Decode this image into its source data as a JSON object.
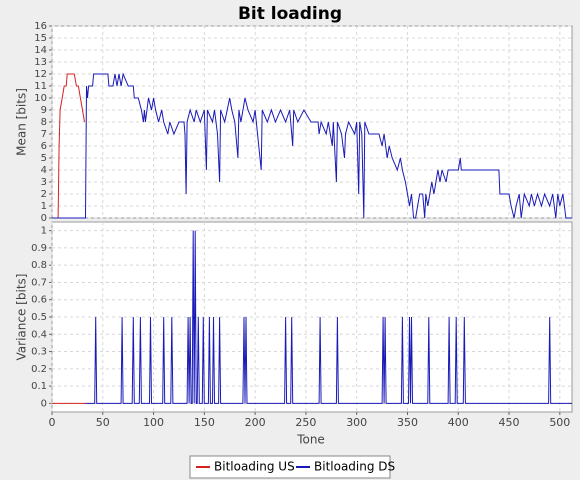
{
  "chart_data": {
    "type": "line",
    "title": "Bit loading",
    "x_label": "Tone",
    "xlim": [
      0,
      512
    ],
    "xticks": [
      0,
      50,
      100,
      150,
      200,
      250,
      300,
      350,
      400,
      450,
      500
    ],
    "grid": true,
    "legend": "bottom",
    "panels": [
      {
        "y_label": "Mean [bits]",
        "ylim": [
          0,
          16
        ],
        "yticks": [
          0,
          1,
          2,
          3,
          4,
          5,
          6,
          7,
          8,
          9,
          10,
          11,
          12,
          13,
          14,
          15,
          16
        ],
        "series": [
          {
            "name": "Bitloading US",
            "color": "#d62020",
            "x": [
              6,
              7,
              8,
              10,
              12,
              14,
              15,
              22,
              24,
              26,
              28,
              30,
              32
            ],
            "values": [
              0,
              6,
              9,
              10,
              11,
              11,
              12,
              12,
              11,
              11,
              10,
              9,
              8
            ]
          },
          {
            "name": "Bitloading DS",
            "color": "#1a1ab8",
            "x": [
              0,
              33,
              34,
              35,
              36,
              40,
              41,
              55,
              56,
              60,
              62,
              64,
              66,
              68,
              70,
              75,
              80,
              81,
              85,
              88,
              90,
              91,
              92,
              95,
              98,
              100,
              102,
              105,
              108,
              110,
              114,
              116,
              120,
              125,
              130,
              131,
              132,
              133,
              136,
              140,
              142,
              146,
              150,
              152,
              153,
              158,
              160,
              163,
              165,
              166,
              170,
              175,
              177,
              180,
              183,
              184,
              186,
              190,
              193,
              198,
              200,
              206,
              207,
              212,
              216,
              220,
              225,
              230,
              234,
              237,
              238,
              242,
              248,
              255,
              262,
              263,
              265,
              270,
              272,
              276,
              277,
              280,
              281,
              285,
              288,
              289,
              292,
              298,
              300,
              302,
              303,
              305,
              307,
              308,
              312,
              318,
              322,
              325,
              327,
              330,
              332,
              335,
              340,
              343,
              345,
              348,
              350,
              352,
              354,
              356,
              358,
              360,
              362,
              365,
              367,
              368,
              370,
              372,
              374,
              376,
              378,
              380,
              382,
              384,
              388,
              390,
              393,
              396,
              400,
              402,
              403,
              440,
              441,
              450,
              452,
              455,
              457,
              460,
              462,
              465,
              470,
              472,
              475,
              478,
              482,
              485,
              490,
              493,
              496,
              498,
              500,
              503,
              506,
              512
            ],
            "values": [
              0,
              0,
              11,
              10,
              11,
              11,
              12,
              12,
              11,
              11,
              12,
              11,
              12,
              11,
              12,
              11,
              11,
              10,
              10,
              9,
              8,
              9,
              8,
              10,
              9,
              10,
              9,
              8,
              9,
              8,
              7,
              8,
              7,
              8,
              8,
              7,
              2,
              8,
              9,
              8,
              9,
              8,
              9,
              4,
              9,
              8,
              9,
              7,
              3,
              9,
              8,
              10,
              9,
              8,
              5,
              9,
              8,
              10,
              9,
              8,
              9,
              4,
              9,
              8,
              9,
              8,
              9,
              8,
              9,
              6,
              9,
              8,
              9,
              8,
              8,
              7,
              8,
              7,
              8,
              6,
              8,
              3,
              8,
              7,
              5,
              7,
              8,
              7,
              8,
              2,
              8,
              7,
              0,
              8,
              7,
              7,
              7,
              6,
              7,
              5,
              6,
              5,
              4,
              5,
              4,
              3,
              2,
              1,
              2,
              0,
              0,
              1,
              2,
              2,
              0,
              2,
              1,
              2,
              3,
              2,
              3,
              4,
              3,
              4,
              3,
              4,
              4,
              4,
              4,
              5,
              4,
              4,
              2,
              2,
              1,
              0,
              1,
              2,
              0,
              2,
              1,
              2,
              1,
              2,
              1,
              2,
              1,
              2,
              0,
              2,
              1,
              2,
              0,
              0
            ]
          }
        ]
      },
      {
        "y_label": "Variance [bits]",
        "ylim": [
          -0.05,
          1.05
        ],
        "yticks": [
          0,
          0.1,
          0.2,
          0.3,
          0.4,
          0.5,
          0.6,
          0.7,
          0.8,
          0.9,
          1
        ],
        "series": [
          {
            "color": "#d62020",
            "x": [
              0,
              33
            ],
            "values": [
              0,
              0
            ]
          },
          {
            "color": "#1a1ab8",
            "x": [
              33,
              42,
              43,
              44,
              68,
              69,
              70,
              79,
              80,
              81,
              86,
              87,
              88,
              96,
              97,
              98,
              109,
              110,
              111,
              117,
              118,
              119,
              133,
              134,
              135,
              136,
              137,
              138,
              139,
              140,
              141,
              142,
              143,
              144,
              145,
              148,
              149,
              150,
              154,
              155,
              156,
              158,
              159,
              160,
              164,
              165,
              166,
              188,
              189,
              190,
              191,
              192,
              229,
              230,
              231,
              235,
              236,
              237,
              263,
              264,
              265,
              280,
              281,
              282,
              325,
              326,
              327,
              328,
              329,
              344,
              345,
              346,
              351,
              352,
              353,
              354,
              355,
              370,
              371,
              372,
              390,
              391,
              392,
              397,
              398,
              399,
              405,
              406,
              407,
              489,
              490,
              491,
              512
            ],
            "values": [
              0,
              0,
              0.5,
              0,
              0,
              0.5,
              0,
              0,
              0.5,
              0,
              0,
              0.5,
              0,
              0,
              0.5,
              0,
              0,
              0.5,
              0,
              0,
              0.5,
              0,
              0,
              0.5,
              0,
              0.5,
              0,
              0,
              1,
              0,
              1,
              0,
              0,
              0.5,
              0,
              0,
              0.5,
              0,
              0,
              0.5,
              0,
              0,
              0.5,
              0,
              0,
              0.5,
              0,
              0,
              0.5,
              0,
              0.5,
              0,
              0,
              0.5,
              0,
              0,
              0.5,
              0,
              0,
              0.5,
              0,
              0,
              0.5,
              0,
              0,
              0.5,
              0,
              0.5,
              0,
              0,
              0.5,
              0,
              0,
              0.5,
              0,
              0.5,
              0,
              0,
              0.5,
              0,
              0,
              0.5,
              0,
              0,
              0.5,
              0,
              0,
              0.5,
              0,
              0,
              0.5,
              0,
              0
            ]
          }
        ]
      }
    ]
  }
}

++++++++++

▶ _Set task_: Repeat each entry exactly as it appears; skip any picture.

▶ _Written solution_:
Decode this image into its source data as a JSON object.
{
  "chart_data": {
    "type": "line",
    "title": "Bit loading",
    "x_label": "Tone",
    "xlim": [
      0,
      512
    ],
    "xticks": [
      0,
      50,
      100,
      150,
      200,
      250,
      300,
      350,
      400,
      450,
      500
    ],
    "grid": true,
    "legend": "bottom",
    "panels": [
      {
        "y_label": "Mean [bits]",
        "ylim": [
          0,
          16
        ],
        "yticks": [
          0,
          1,
          2,
          3,
          4,
          5,
          6,
          7,
          8,
          9,
          10,
          11,
          12,
          13,
          14,
          15,
          16
        ],
        "series": [
          {
            "name": "Bitloading US",
            "color": "#d62020",
            "x": [
              6,
              7,
              8,
              10,
              12,
              14,
              15,
              22,
              24,
              26,
              28,
              30,
              32
            ],
            "values": [
              0,
              6,
              9,
              10,
              11,
              11,
              12,
              12,
              11,
              11,
              10,
              9,
              8
            ]
          },
          {
            "name": "Bitloading DS",
            "color": "#1a1ab8",
            "x": [
              0,
              33,
              34,
              35,
              36,
              40,
              41,
              55,
              56,
              60,
              62,
              64,
              66,
              68,
              70,
              75,
              80,
              81,
              85,
              88,
              90,
              91,
              92,
              95,
              98,
              100,
              102,
              105,
              108,
              110,
              114,
              116,
              120,
              125,
              130,
              131,
              132,
              133,
              136,
              140,
              142,
              146,
              150,
              152,
              153,
              158,
              160,
              163,
              165,
              166,
              170,
              175,
              177,
              180,
              183,
              184,
              186,
              190,
              193,
              198,
              200,
              206,
              207,
              212,
              216,
              220,
              225,
              230,
              234,
              237,
              238,
              242,
              248,
              255,
              262,
              263,
              265,
              270,
              272,
              276,
              277,
              280,
              281,
              285,
              288,
              289,
              292,
              298,
              300,
              302,
              303,
              305,
              307,
              308,
              312,
              318,
              322,
              325,
              327,
              330,
              332,
              335,
              340,
              343,
              345,
              348,
              350,
              352,
              354,
              356,
              358,
              360,
              362,
              365,
              367,
              368,
              370,
              372,
              374,
              376,
              378,
              380,
              382,
              384,
              388,
              390,
              393,
              396,
              400,
              402,
              403,
              440,
              441,
              450,
              452,
              455,
              457,
              460,
              462,
              465,
              470,
              472,
              475,
              478,
              482,
              485,
              490,
              493,
              496,
              498,
              500,
              503,
              506,
              512
            ],
            "values": [
              0,
              0,
              11,
              10,
              11,
              11,
              12,
              12,
              11,
              11,
              12,
              11,
              12,
              11,
              12,
              11,
              11,
              10,
              10,
              9,
              8,
              9,
              8,
              10,
              9,
              10,
              9,
              8,
              9,
              8,
              7,
              8,
              7,
              8,
              8,
              7,
              2,
              8,
              9,
              8,
              9,
              8,
              9,
              4,
              9,
              8,
              9,
              7,
              3,
              9,
              8,
              10,
              9,
              8,
              5,
              9,
              8,
              10,
              9,
              8,
              9,
              4,
              9,
              8,
              9,
              8,
              9,
              8,
              9,
              6,
              9,
              8,
              9,
              8,
              8,
              7,
              8,
              7,
              8,
              6,
              8,
              3,
              8,
              7,
              5,
              7,
              8,
              7,
              8,
              2,
              8,
              7,
              0,
              8,
              7,
              7,
              7,
              6,
              7,
              5,
              6,
              5,
              4,
              5,
              4,
              3,
              2,
              1,
              2,
              0,
              0,
              1,
              2,
              2,
              0,
              2,
              1,
              2,
              3,
              2,
              3,
              4,
              3,
              4,
              3,
              4,
              4,
              4,
              4,
              5,
              4,
              4,
              2,
              2,
              1,
              0,
              1,
              2,
              0,
              2,
              1,
              2,
              1,
              2,
              1,
              2,
              1,
              2,
              0,
              2,
              1,
              2,
              0,
              0
            ]
          }
        ]
      },
      {
        "y_label": "Variance [bits]",
        "ylim": [
          -0.05,
          1.05
        ],
        "yticks": [
          0,
          0.1,
          0.2,
          0.3,
          0.4,
          0.5,
          0.6,
          0.7,
          0.8,
          0.9,
          1
        ],
        "series": [
          {
            "color": "#d62020",
            "x": [
              0,
              33
            ],
            "values": [
              0,
              0
            ]
          },
          {
            "color": "#1a1ab8",
            "x": [
              33,
              42,
              43,
              44,
              68,
              69,
              70,
              79,
              80,
              81,
              86,
              87,
              88,
              96,
              97,
              98,
              109,
              110,
              111,
              117,
              118,
              119,
              133,
              134,
              135,
              136,
              137,
              138,
              139,
              140,
              141,
              142,
              143,
              144,
              145,
              148,
              149,
              150,
              154,
              155,
              156,
              158,
              159,
              160,
              164,
              165,
              166,
              188,
              189,
              190,
              191,
              192,
              229,
              230,
              231,
              235,
              236,
              237,
              263,
              264,
              265,
              280,
              281,
              282,
              325,
              326,
              327,
              328,
              329,
              344,
              345,
              346,
              351,
              352,
              353,
              354,
              355,
              370,
              371,
              372,
              390,
              391,
              392,
              397,
              398,
              399,
              405,
              406,
              407,
              489,
              490,
              491,
              512
            ],
            "values": [
              0,
              0,
              0.5,
              0,
              0,
              0.5,
              0,
              0,
              0.5,
              0,
              0,
              0.5,
              0,
              0,
              0.5,
              0,
              0,
              0.5,
              0,
              0,
              0.5,
              0,
              0,
              0.5,
              0,
              0.5,
              0,
              0,
              1,
              0,
              1,
              0,
              0,
              0.5,
              0,
              0,
              0.5,
              0,
              0,
              0.5,
              0,
              0,
              0.5,
              0,
              0,
              0.5,
              0,
              0,
              0.5,
              0,
              0.5,
              0,
              0,
              0.5,
              0,
              0,
              0.5,
              0,
              0,
              0.5,
              0,
              0,
              0.5,
              0,
              0,
              0.5,
              0,
              0.5,
              0,
              0,
              0.5,
              0,
              0,
              0.5,
              0,
              0.5,
              0,
              0,
              0.5,
              0,
              0,
              0.5,
              0,
              0,
              0.5,
              0,
              0,
              0.5,
              0,
              0,
              0.5,
              0,
              0
            ]
          }
        ]
      }
    ]
  }
}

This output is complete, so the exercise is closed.